## SUPPLIED RECORDS:
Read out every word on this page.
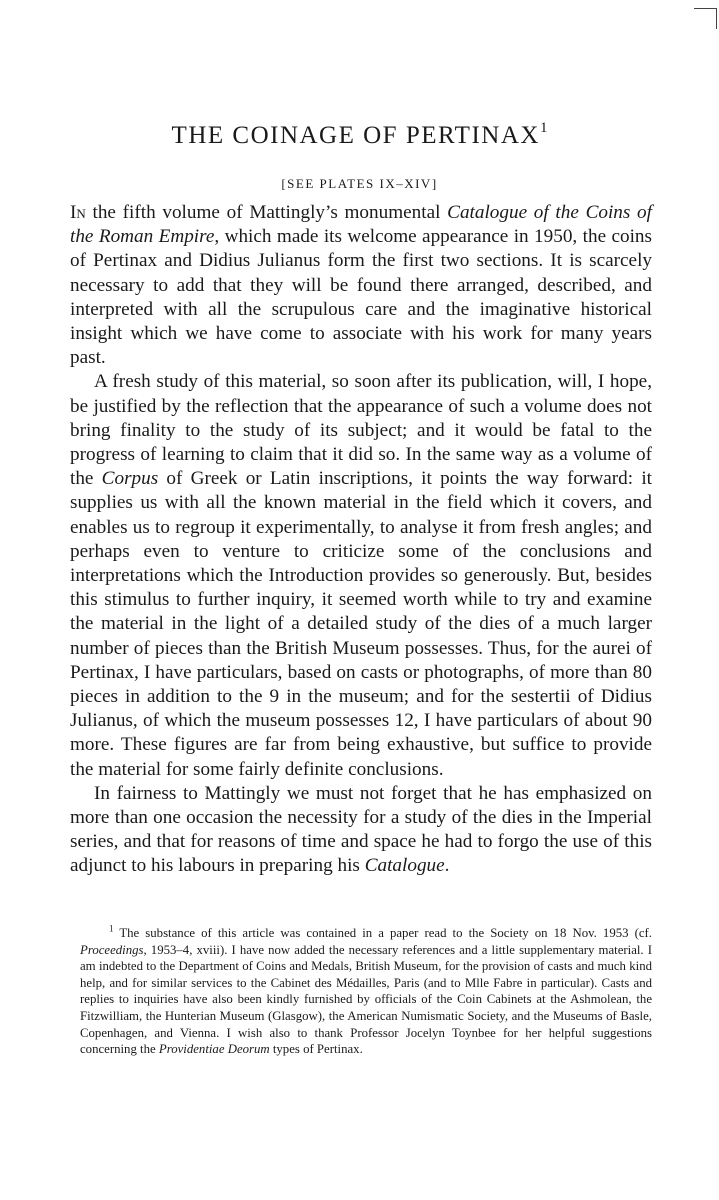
THE COINAGE OF PERTINAX$^1$
[SEE PLATES IX–XIV]

In the fifth volume of Mattingly’s monumental Catalogue of the Coins of the Roman Empire, which made its welcome appearance in 1950, the coins of Pertinax and Didius Julianus form the first two sections. It is scarcely necessary to add that they will be found there arranged, described, and interpreted with all the scrupulous care and the imaginative historical insight which we have come to associate with his work for many years past.

A fresh study of this material, so soon after its publication, will, I hope, be justified by the reflection that the appearance of such a volume does not bring finality to the study of its subject; and it would be fatal to the progress of learning to claim that it did so. In the same way as a volume of the Corpus of Greek or Latin inscriptions, it points the way forward: it supplies us with all the known material in the field which it covers, and enables us to regroup it experimentally, to analyse it from fresh angles; and perhaps even to venture to criticize some of the conclusions and interpretations which the Introduction provides so generously. But, besides this stimulus to further inquiry, it seemed worth while to try and examine the material in the light of a detailed study of the dies of a much larger number of pieces than the British Museum possesses. Thus, for the aurei of Pertinax, I have particulars, based on casts or photographs, of more than 80 pieces in addition to the 9 in the museum; and for the sestertii of Didius Julianus, of which the museum possesses 12, I have particulars of about 90 more. These figures are far from being exhaustive, but suffice to provide the material for some fairly definite conclusions.

In fairness to Mattingly we must not forget that he has emphasized on more than one occasion the necessity for a study of the dies in the Imperial series, and that for reasons of time and space he had to forgo the use of this adjunct to his labours in preparing his Catalogue.

$^1$ The substance of this article was contained in a paper read to the Society on 18 Nov. 1953 (cf. Proceedings, 1953–4, xviii). I have now added the necessary references and a little supplementary material. I am indebted to the Department of Coins and Medals, British Museum, for the provision of casts and much kind help, and for similar services to the Cabinet des Médailles, Paris (and to Mlle Fabre in particular). Casts and replies to inquiries have also been kindly furnished by officials of the Coin Cabinets at the Ashmolean, the Fitzwilliam, the Hunterian Museum (Glasgow), the American Numismatic Society, and the Museums of Basle, Copenhagen, and Vienna. I wish also to thank Professor Jocelyn Toynbee for her helpful suggestions concerning the Providentiae Deorum types of Pertinax.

## EXERCISE BRIEF:
Locate each line with the word "necessary" and copy it.

## RESPONSE:
In the fifth volume of Mattingly’s monumental Catalogue of the Coins of the Roman Empire, which made its welcome appearance in 1950, the coins of Pertinax and Didius Julianus form the first two sections. It is scarcely necessary to add that they will be found there arranged, described, and interpreted with all the scrupulous care and the imaginative historical insight which we have come to associate with his work for many years past.
$^1$ The substance of this article was contained in a paper read to the Society on 18 Nov. 1953 (cf. Proceedings, 1953–4, xviii). I have now added the necessary references and a little supplementary material. I am indebted to the Department of Coins and Medals, British Museum, for the provision of casts and much kind help, and for similar services to the Cabinet des Médailles, Paris (and to Mlle Fabre in particular). Casts and replies to inquiries have also been kindly furnished by officials of the Coin Cabinets at the Ashmolean, the Fitzwilliam, the Hunterian Museum (Glasgow), the American Numismatic Society, and the Museums of Basle, Copenhagen, and Vienna. I wish also to thank Professor Jocelyn Toynbee for her helpful suggestions concerning the Providentiae Deorum types of Pertinax.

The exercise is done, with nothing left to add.